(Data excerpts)

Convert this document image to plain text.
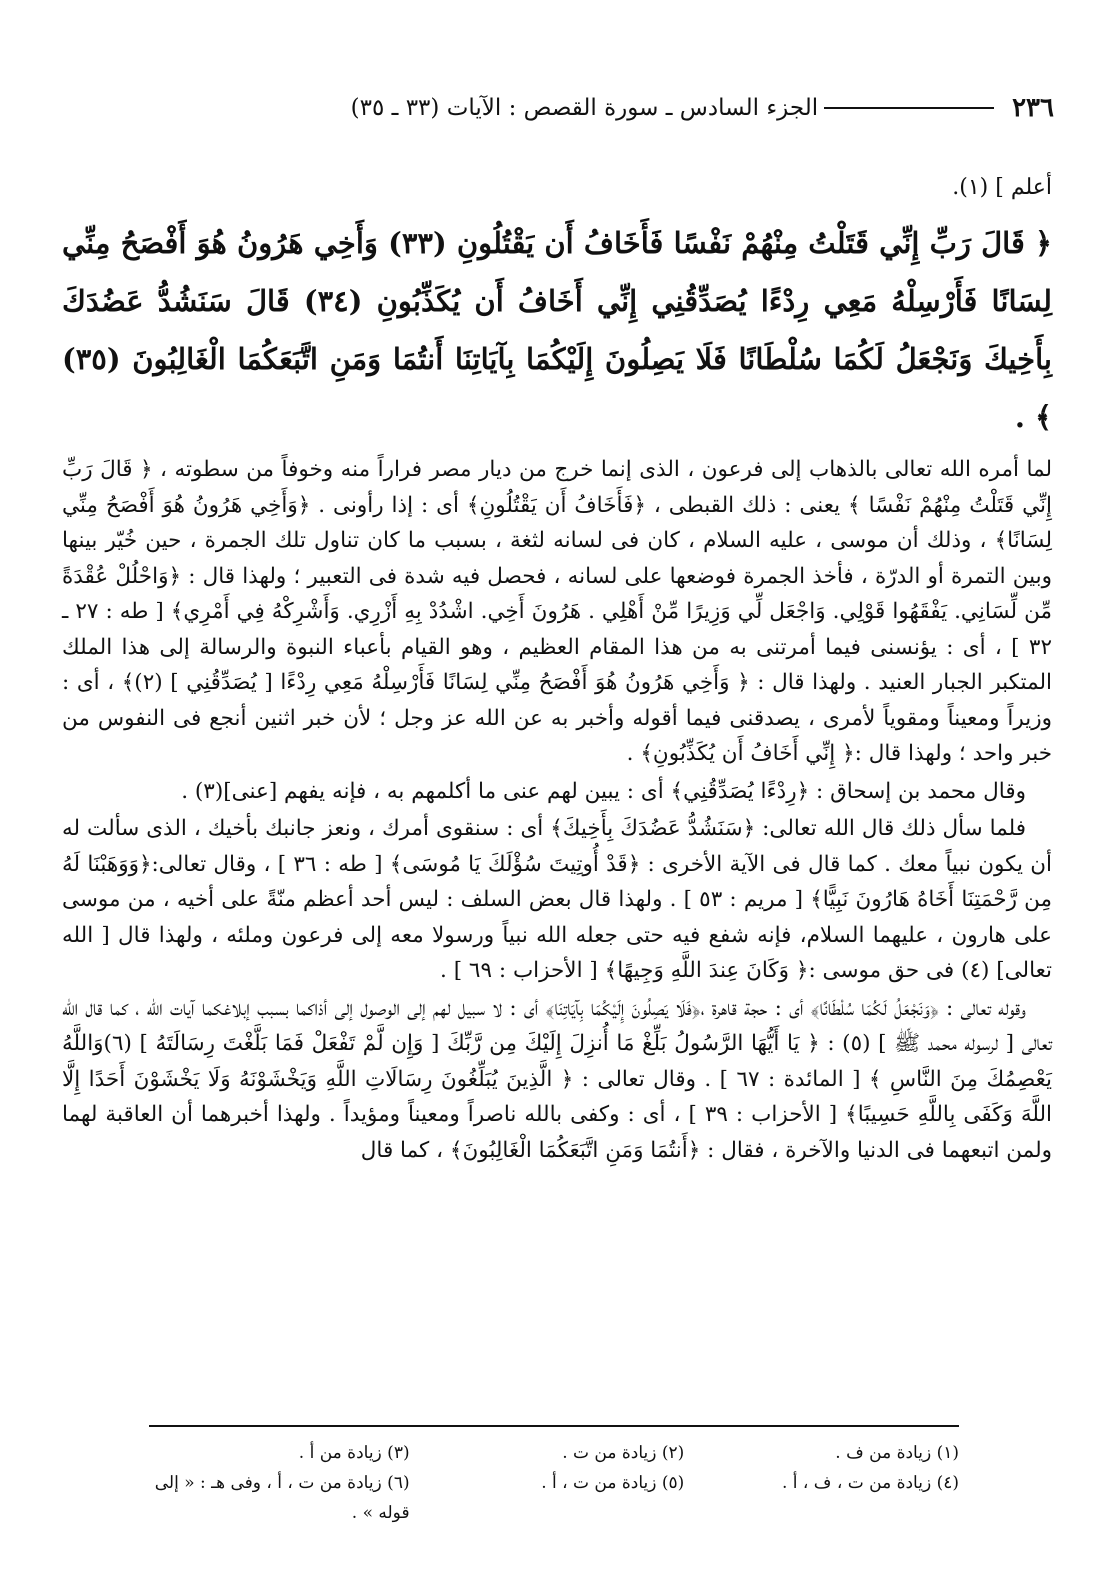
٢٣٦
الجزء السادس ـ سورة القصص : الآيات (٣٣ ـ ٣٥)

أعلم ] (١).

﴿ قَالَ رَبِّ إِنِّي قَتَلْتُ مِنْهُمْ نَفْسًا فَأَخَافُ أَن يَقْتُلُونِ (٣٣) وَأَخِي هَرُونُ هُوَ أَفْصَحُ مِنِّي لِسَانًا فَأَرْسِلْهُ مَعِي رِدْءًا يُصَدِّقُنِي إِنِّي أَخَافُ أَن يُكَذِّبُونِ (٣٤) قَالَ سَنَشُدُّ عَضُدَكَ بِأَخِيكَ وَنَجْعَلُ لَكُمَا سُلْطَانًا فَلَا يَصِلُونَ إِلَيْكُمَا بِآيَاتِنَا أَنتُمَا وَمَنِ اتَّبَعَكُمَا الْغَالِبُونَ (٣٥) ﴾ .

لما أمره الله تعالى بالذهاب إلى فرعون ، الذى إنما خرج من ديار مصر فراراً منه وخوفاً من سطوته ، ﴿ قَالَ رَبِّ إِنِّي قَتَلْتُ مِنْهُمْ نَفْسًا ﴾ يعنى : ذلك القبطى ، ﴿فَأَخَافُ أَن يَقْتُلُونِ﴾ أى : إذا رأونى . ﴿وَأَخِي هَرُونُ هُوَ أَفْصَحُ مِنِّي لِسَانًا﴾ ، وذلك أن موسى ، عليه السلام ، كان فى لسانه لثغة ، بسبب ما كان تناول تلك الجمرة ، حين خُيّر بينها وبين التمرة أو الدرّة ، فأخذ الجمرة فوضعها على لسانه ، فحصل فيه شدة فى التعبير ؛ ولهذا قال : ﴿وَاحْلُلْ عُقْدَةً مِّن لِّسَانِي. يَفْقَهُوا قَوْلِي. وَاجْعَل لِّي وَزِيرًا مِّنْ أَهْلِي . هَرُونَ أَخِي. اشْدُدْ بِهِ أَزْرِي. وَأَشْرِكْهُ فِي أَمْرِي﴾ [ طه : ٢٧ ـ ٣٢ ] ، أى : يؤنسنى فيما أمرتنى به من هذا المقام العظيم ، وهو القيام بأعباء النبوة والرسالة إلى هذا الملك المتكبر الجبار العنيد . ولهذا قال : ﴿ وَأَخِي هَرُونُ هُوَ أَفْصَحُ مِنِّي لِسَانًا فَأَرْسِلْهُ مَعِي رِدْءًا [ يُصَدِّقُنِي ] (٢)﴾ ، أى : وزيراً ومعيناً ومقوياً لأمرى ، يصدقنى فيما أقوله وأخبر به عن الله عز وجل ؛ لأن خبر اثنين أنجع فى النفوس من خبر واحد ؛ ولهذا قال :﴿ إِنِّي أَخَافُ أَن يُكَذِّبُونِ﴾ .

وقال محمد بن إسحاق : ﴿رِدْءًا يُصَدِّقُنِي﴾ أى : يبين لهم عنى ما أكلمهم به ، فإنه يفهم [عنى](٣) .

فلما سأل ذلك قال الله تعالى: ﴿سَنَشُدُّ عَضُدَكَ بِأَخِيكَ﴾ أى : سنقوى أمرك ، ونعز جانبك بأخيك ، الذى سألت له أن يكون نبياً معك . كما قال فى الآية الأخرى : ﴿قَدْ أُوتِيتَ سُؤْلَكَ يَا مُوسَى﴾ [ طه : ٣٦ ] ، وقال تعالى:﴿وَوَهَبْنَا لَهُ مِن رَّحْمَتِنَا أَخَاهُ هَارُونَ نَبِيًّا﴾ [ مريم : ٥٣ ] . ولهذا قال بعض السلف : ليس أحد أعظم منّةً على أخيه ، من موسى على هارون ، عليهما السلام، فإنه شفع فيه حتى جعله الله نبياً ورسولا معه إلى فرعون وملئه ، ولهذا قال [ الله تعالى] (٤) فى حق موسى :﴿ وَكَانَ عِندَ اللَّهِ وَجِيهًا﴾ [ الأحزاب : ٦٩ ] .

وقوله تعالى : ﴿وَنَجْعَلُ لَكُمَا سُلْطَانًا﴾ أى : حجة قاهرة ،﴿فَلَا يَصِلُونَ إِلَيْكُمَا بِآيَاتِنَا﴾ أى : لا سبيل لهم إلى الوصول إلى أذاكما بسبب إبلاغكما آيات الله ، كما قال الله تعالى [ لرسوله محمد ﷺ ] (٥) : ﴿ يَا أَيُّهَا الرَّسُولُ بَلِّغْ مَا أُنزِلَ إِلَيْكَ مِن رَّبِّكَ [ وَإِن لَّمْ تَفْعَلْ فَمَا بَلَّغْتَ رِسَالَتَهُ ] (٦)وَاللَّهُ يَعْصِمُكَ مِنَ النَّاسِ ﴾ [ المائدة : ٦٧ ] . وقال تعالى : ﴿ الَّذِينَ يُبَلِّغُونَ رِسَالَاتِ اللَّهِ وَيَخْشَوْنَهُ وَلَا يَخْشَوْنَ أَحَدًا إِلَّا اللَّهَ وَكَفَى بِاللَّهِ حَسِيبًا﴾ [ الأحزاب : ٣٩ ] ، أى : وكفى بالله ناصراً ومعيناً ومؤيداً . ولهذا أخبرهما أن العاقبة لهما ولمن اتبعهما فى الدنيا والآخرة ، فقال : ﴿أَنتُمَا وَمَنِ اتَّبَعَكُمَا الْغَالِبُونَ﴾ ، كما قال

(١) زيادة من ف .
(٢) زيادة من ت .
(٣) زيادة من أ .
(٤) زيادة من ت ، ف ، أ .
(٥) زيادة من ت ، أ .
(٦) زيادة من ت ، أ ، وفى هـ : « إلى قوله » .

• **PROBLEM TO SOLVE**: Locate all lines in the listing above with the word "زيادة". Copy them.

• **PROBLEM SOLUTION**:
(١) زيادة من ف .
(٢) زيادة من ت .
(٣) زيادة من أ .
(٤) زيادة من ت ، ف ، أ .
(٥) زيادة من ت ، أ .
(٦) زيادة من ت ، أ ، وفى هـ : « إلى قوله » .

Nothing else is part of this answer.